Data to use:
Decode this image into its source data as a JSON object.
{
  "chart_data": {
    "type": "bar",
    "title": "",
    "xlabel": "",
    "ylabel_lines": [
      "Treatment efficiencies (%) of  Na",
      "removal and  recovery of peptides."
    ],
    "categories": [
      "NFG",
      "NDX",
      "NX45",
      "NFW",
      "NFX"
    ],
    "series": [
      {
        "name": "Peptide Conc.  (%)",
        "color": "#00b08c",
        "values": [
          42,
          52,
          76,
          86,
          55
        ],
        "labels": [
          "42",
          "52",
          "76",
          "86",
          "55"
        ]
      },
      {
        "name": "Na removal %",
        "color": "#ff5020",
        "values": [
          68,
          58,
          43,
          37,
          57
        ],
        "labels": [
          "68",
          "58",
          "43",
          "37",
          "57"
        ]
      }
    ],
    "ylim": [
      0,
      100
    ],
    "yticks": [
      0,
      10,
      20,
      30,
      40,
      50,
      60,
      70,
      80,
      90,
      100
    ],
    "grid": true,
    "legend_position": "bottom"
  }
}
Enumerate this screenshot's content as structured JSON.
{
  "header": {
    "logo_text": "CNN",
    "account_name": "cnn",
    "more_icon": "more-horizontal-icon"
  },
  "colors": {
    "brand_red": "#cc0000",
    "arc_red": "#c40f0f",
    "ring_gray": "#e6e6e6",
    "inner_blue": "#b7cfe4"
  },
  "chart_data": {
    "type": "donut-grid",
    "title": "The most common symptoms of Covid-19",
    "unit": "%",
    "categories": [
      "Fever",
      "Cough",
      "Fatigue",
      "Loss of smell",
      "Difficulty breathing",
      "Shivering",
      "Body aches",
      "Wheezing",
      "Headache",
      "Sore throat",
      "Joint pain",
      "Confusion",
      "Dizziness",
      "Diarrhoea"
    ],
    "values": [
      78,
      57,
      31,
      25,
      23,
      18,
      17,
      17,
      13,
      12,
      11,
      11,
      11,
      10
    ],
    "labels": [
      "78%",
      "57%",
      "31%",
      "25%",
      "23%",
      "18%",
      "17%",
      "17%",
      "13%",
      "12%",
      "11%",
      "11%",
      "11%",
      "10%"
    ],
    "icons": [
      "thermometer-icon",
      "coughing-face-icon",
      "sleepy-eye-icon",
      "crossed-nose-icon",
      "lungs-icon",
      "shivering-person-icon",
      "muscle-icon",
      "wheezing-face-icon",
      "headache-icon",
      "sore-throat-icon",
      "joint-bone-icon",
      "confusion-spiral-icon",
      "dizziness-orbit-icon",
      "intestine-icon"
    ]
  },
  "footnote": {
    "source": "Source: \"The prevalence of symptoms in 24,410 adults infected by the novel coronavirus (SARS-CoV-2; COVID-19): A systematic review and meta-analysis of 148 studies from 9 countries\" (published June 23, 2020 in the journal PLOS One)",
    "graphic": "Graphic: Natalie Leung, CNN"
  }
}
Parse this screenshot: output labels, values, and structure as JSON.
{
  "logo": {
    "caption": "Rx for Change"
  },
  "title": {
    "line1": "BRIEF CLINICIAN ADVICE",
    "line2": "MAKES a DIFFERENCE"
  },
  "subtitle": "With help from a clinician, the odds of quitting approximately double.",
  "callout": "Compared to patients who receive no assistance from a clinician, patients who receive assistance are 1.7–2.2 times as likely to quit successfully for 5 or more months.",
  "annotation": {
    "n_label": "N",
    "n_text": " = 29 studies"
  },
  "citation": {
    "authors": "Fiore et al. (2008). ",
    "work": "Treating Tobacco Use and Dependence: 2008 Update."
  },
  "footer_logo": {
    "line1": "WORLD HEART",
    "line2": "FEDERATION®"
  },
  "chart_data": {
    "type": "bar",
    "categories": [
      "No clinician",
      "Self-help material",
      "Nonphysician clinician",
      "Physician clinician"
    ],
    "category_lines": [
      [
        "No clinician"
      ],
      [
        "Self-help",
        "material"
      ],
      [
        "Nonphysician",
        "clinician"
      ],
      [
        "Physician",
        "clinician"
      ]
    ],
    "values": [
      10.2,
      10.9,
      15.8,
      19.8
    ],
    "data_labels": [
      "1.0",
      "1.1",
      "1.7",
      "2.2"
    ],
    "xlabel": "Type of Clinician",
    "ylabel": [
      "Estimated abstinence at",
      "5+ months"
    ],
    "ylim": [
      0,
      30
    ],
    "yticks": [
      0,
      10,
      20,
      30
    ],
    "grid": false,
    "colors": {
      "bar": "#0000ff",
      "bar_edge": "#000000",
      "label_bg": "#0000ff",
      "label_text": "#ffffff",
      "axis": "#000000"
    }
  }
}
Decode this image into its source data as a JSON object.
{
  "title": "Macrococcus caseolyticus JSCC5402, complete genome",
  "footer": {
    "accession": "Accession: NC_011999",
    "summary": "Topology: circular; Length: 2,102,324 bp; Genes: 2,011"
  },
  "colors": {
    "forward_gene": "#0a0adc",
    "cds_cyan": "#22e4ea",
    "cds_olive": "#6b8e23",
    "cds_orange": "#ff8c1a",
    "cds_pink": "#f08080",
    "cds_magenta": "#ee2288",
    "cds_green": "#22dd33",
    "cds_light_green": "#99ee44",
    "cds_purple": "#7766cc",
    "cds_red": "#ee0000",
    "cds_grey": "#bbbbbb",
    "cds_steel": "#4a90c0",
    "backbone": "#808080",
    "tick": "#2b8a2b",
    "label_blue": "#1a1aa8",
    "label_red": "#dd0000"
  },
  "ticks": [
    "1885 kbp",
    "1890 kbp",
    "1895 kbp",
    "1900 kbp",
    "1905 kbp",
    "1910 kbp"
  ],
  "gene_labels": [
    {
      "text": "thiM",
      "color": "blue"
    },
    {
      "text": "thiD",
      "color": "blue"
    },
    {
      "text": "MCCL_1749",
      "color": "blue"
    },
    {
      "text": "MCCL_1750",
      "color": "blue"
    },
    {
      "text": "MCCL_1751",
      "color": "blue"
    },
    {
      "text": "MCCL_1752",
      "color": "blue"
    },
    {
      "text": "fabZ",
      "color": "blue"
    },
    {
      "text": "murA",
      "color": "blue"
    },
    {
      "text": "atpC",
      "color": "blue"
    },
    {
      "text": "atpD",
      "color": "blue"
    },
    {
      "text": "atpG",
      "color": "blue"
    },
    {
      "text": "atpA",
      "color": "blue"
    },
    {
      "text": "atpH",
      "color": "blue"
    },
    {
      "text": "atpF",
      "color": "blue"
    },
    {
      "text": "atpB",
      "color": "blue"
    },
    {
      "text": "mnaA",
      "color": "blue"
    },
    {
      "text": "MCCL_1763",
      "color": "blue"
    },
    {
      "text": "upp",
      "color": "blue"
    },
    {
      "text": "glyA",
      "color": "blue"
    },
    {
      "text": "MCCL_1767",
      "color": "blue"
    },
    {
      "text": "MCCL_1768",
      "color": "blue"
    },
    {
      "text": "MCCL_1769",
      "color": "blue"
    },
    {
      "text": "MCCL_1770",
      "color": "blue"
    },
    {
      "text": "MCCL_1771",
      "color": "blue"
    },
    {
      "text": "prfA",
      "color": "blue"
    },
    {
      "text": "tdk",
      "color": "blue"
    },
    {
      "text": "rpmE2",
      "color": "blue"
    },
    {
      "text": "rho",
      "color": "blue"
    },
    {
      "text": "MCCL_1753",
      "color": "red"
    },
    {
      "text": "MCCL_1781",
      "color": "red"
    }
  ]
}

Your objective: So that no detail is lost, give every line of the data again exactly.

Answer to this exercise:
Decode this image into its source data as a JSON object.
{
  "chart_data": {
    "type": "bar",
    "title": "",
    "xlabel": "",
    "ylabel_lines": [
      "Treatment efficiencies (%) of  Na",
      "removal and  recovery of peptides."
    ],
    "categories": [
      "NFG",
      "NDX",
      "NX45",
      "NFW",
      "NFX"
    ],
    "series": [
      {
        "name": "Peptide Conc.  (%)",
        "color": "#00b08c",
        "values": [
          42,
          52,
          76,
          86,
          55
        ],
        "labels": [
          "42",
          "52",
          "76",
          "86",
          "55"
        ]
      },
      {
        "name": "Na removal %",
        "color": "#ff5020",
        "values": [
          68,
          58,
          43,
          37,
          57
        ],
        "labels": [
          "68",
          "58",
          "43",
          "37",
          "57"
        ]
      }
    ],
    "ylim": [
      0,
      100
    ],
    "yticks": [
      0,
      10,
      20,
      30,
      40,
      50,
      60,
      70,
      80,
      90,
      100
    ],
    "grid": true,
    "legend_position": "bottom"
  }
}
Enumerate this screenshot's content as structured JSON.
{
  "header": {
    "logo_text": "CNN",
    "account_name": "cnn",
    "more_icon": "more-horizontal-icon"
  },
  "colors": {
    "brand_red": "#cc0000",
    "arc_red": "#c40f0f",
    "ring_gray": "#e6e6e6",
    "inner_blue": "#b7cfe4"
  },
  "chart_data": {
    "type": "donut-grid",
    "title": "The most common symptoms of Covid-19",
    "unit": "%",
    "categories": [
      "Fever",
      "Cough",
      "Fatigue",
      "Loss of smell",
      "Difficulty breathing",
      "Shivering",
      "Body aches",
      "Wheezing",
      "Headache",
      "Sore throat",
      "Joint pain",
      "Confusion",
      "Dizziness",
      "Diarrhoea"
    ],
    "values": [
      78,
      57,
      31,
      25,
      23,
      18,
      17,
      17,
      13,
      12,
      11,
      11,
      11,
      10
    ],
    "labels": [
      "78%",
      "57%",
      "31%",
      "25%",
      "23%",
      "18%",
      "17%",
      "17%",
      "13%",
      "12%",
      "11%",
      "11%",
      "11%",
      "10%"
    ],
    "icons": [
      "thermometer-icon",
      "coughing-face-icon",
      "sleepy-eye-icon",
      "crossed-nose-icon",
      "lungs-icon",
      "shivering-person-icon",
      "muscle-icon",
      "wheezing-face-icon",
      "headache-icon",
      "sore-throat-icon",
      "joint-bone-icon",
      "confusion-spiral-icon",
      "dizziness-orbit-icon",
      "intestine-icon"
    ]
  },
  "footnote": {
    "source": "Source: \"The prevalence of symptoms in 24,410 adults infected by the novel coronavirus (SARS-CoV-2; COVID-19): A systematic review and meta-analysis of 148 studies from 9 countries\" (published June 23, 2020 in the journal PLOS One)",
    "graphic": "Graphic: Natalie Leung, CNN"
  }
}
Parse this screenshot: output labels, values, and structure as JSON.
{
  "logo": {
    "caption": "Rx for Change"
  },
  "title": {
    "line1": "BRIEF CLINICIAN ADVICE",
    "line2": "MAKES a DIFFERENCE"
  },
  "subtitle": "With help from a clinician, the odds of quitting approximately double.",
  "callout": "Compared to patients who receive no assistance from a clinician, patients who receive assistance are 1.7–2.2 times as likely to quit successfully for 5 or more months.",
  "annotation": {
    "n_label": "N",
    "n_text": " = 29 studies"
  },
  "citation": {
    "authors": "Fiore et al. (2008). ",
    "work": "Treating Tobacco Use and Dependence: 2008 Update."
  },
  "footer_logo": {
    "line1": "WORLD HEART",
    "line2": "FEDERATION®"
  },
  "chart_data": {
    "type": "bar",
    "categories": [
      "No clinician",
      "Self-help material",
      "Nonphysician clinician",
      "Physician clinician"
    ],
    "category_lines": [
      [
        "No clinician"
      ],
      [
        "Self-help",
        "material"
      ],
      [
        "Nonphysician",
        "clinician"
      ],
      [
        "Physician",
        "clinician"
      ]
    ],
    "values": [
      10.2,
      10.9,
      15.8,
      19.8
    ],
    "data_labels": [
      "1.0",
      "1.1",
      "1.7",
      "2.2"
    ],
    "xlabel": "Type of Clinician",
    "ylabel": [
      "Estimated abstinence at",
      "5+ months"
    ],
    "ylim": [
      0,
      30
    ],
    "yticks": [
      0,
      10,
      20,
      30
    ],
    "grid": false,
    "colors": {
      "bar": "#0000ff",
      "bar_edge": "#000000",
      "label_bg": "#0000ff",
      "label_text": "#ffffff",
      "axis": "#000000"
    }
  }
}
Decode this image into its source data as a JSON object.
{
  "title": "Macrococcus caseolyticus JSCC5402, complete genome",
  "footer": {
    "accession": "Accession: NC_011999",
    "summary": "Topology: circular; Length: 2,102,324 bp; Genes: 2,011"
  },
  "colors": {
    "forward_gene": "#0a0adc",
    "cds_cyan": "#22e4ea",
    "cds_olive": "#6b8e23",
    "cds_orange": "#ff8c1a",
    "cds_pink": "#f08080",
    "cds_magenta": "#ee2288",
    "cds_green": "#22dd33",
    "cds_light_green": "#99ee44",
    "cds_purple": "#7766cc",
    "cds_red": "#ee0000",
    "cds_grey": "#bbbbbb",
    "cds_steel": "#4a90c0",
    "backbone": "#808080",
    "tick": "#2b8a2b",
    "label_blue": "#1a1aa8",
    "label_red": "#dd0000"
  },
  "ticks": [
    "1885 kbp",
    "1890 kbp",
    "1895 kbp",
    "1900 kbp",
    "1905 kbp",
    "1910 kbp"
  ],
  "gene_labels": [
    {
      "text": "thiM",
      "color": "blue"
    },
    {
      "text": "thiD",
      "color": "blue"
    },
    {
      "text": "MCCL_1749",
      "color": "blue"
    },
    {
      "text": "MCCL_1750",
      "color": "blue"
    },
    {
      "text": "MCCL_1751",
      "color": "blue"
    },
    {
      "text": "MCCL_1752",
      "color": "blue"
    },
    {
      "text": "fabZ",
      "color": "blue"
    },
    {
      "text": "murA",
      "color": "blue"
    },
    {
      "text": "atpC",
      "color": "blue"
    },
    {
      "text": "atpD",
      "color": "blue"
    },
    {
      "text": "atpG",
      "color": "blue"
    },
    {
      "text": "atpA",
      "color": "blue"
    },
    {
      "text": "atpH",
      "color": "blue"
    },
    {
      "text": "atpF",
      "color": "blue"
    },
    {
      "text": "atpB",
      "color": "blue"
    },
    {
      "text": "mnaA",
      "color": "blue"
    },
    {
      "text": "MCCL_1763",
      "color": "blue"
    },
    {
      "text": "upp",
      "color": "blue"
    },
    {
      "text": "glyA",
      "color": "blue"
    },
    {
      "text": "MCCL_1767",
      "color": "blue"
    },
    {
      "text": "MCCL_1768",
      "color": "blue"
    },
    {
      "text": "MCCL_1769",
      "color": "blue"
    },
    {
      "text": "MCCL_1770",
      "color": "blue"
    },
    {
      "text": "MCCL_1771",
      "color": "blue"
    },
    {
      "text": "prfA",
      "color": "blue"
    },
    {
      "text": "tdk",
      "color": "blue"
    },
    {
      "text": "rpmE2",
      "color": "blue"
    },
    {
      "text": "rho",
      "color": "blue"
    },
    {
      "text": "MCCL_1753",
      "color": "red"
    },
    {
      "text": "MCCL_1781",
      "color": "red"
    }
  ]
}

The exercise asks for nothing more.